-- Start Excerpted records --
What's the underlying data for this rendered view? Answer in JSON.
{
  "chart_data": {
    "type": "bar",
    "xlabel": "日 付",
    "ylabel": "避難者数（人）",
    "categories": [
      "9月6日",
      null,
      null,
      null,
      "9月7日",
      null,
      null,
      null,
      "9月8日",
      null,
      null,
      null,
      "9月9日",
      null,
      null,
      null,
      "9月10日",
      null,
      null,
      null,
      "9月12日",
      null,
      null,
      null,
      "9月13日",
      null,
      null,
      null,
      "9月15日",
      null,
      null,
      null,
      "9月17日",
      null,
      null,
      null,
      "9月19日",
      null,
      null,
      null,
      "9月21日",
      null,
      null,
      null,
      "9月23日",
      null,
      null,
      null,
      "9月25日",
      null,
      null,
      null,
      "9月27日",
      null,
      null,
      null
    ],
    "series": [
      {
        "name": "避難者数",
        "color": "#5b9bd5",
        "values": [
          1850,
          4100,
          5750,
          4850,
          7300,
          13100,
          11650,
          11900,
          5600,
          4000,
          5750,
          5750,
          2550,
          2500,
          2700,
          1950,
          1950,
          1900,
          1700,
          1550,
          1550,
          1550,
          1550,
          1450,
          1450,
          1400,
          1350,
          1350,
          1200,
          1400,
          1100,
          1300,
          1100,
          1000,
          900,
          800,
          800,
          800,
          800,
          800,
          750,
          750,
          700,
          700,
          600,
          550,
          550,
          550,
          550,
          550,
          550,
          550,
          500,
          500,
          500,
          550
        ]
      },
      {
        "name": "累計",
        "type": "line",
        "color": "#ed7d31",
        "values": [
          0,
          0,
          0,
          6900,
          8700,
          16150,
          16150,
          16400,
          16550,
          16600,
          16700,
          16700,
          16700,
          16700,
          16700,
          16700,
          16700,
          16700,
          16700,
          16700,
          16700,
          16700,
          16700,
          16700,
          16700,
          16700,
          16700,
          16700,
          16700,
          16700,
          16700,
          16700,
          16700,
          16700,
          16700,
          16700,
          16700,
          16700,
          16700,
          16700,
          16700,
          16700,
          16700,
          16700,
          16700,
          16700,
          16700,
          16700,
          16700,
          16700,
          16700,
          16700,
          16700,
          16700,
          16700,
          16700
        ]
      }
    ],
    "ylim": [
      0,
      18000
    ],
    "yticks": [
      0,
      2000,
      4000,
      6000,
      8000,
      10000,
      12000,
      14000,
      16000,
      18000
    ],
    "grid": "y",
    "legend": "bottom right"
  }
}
-- End Excerpted records --
## Instruction
Take the data above and return it exactly.

## Answer for this exercise
What's the underlying data for this rendered view? Answer in JSON.
{
  "chart_data": {
    "type": "bar",
    "xlabel": "日 付",
    "ylabel": "避難者数（人）",
    "categories": [
      "9月6日",
      null,
      null,
      null,
      "9月7日",
      null,
      null,
      null,
      "9月8日",
      null,
      null,
      null,
      "9月9日",
      null,
      null,
      null,
      "9月10日",
      null,
      null,
      null,
      "9月12日",
      null,
      null,
      null,
      "9月13日",
      null,
      null,
      null,
      "9月15日",
      null,
      null,
      null,
      "9月17日",
      null,
      null,
      null,
      "9月19日",
      null,
      null,
      null,
      "9月21日",
      null,
      null,
      null,
      "9月23日",
      null,
      null,
      null,
      "9月25日",
      null,
      null,
      null,
      "9月27日",
      null,
      null,
      null
    ],
    "series": [
      {
        "name": "避難者数",
        "color": "#5b9bd5",
        "values": [
          1850,
          4100,
          5750,
          4850,
          7300,
          13100,
          11650,
          11900,
          5600,
          4000,
          5750,
          5750,
          2550,
          2500,
          2700,
          1950,
          1950,
          1900,
          1700,
          1550,
          1550,
          1550,
          1550,
          1450,
          1450,
          1400,
          1350,
          1350,
          1200,
          1400,
          1100,
          1300,
          1100,
          1000,
          900,
          800,
          800,
          800,
          800,
          800,
          750,
          750,
          700,
          700,
          600,
          550,
          550,
          550,
          550,
          550,
          550,
          550,
          500,
          500,
          500,
          550
        ]
      },
      {
        "name": "累計",
        "type": "line",
        "color": "#ed7d31",
        "values": [
          0,
          0,
          0,
          6900,
          8700,
          16150,
          16150,
          16400,
          16550,
          16600,
          16700,
          16700,
          16700,
          16700,
          16700,
          16700,
          16700,
          16700,
          16700,
          16700,
          16700,
          16700,
          16700,
          16700,
          16700,
          16700,
          16700,
          16700,
          16700,
          16700,
          16700,
          16700,
          16700,
          16700,
          16700,
          16700,
          16700,
          16700,
          16700,
          16700,
          16700,
          16700,
          16700,
          16700,
          16700,
          16700,
          16700,
          16700,
          16700,
          16700,
          16700,
          16700,
          16700,
          16700,
          16700,
          16700
        ]
      }
    ],
    "ylim": [
      0,
      18000
    ],
    "yticks": [
      0,
      2000,
      4000,
      6000,
      8000,
      10000,
      12000,
      14000,
      16000,
      18000
    ],
    "grid": "y",
    "legend": "bottom right"
  }
}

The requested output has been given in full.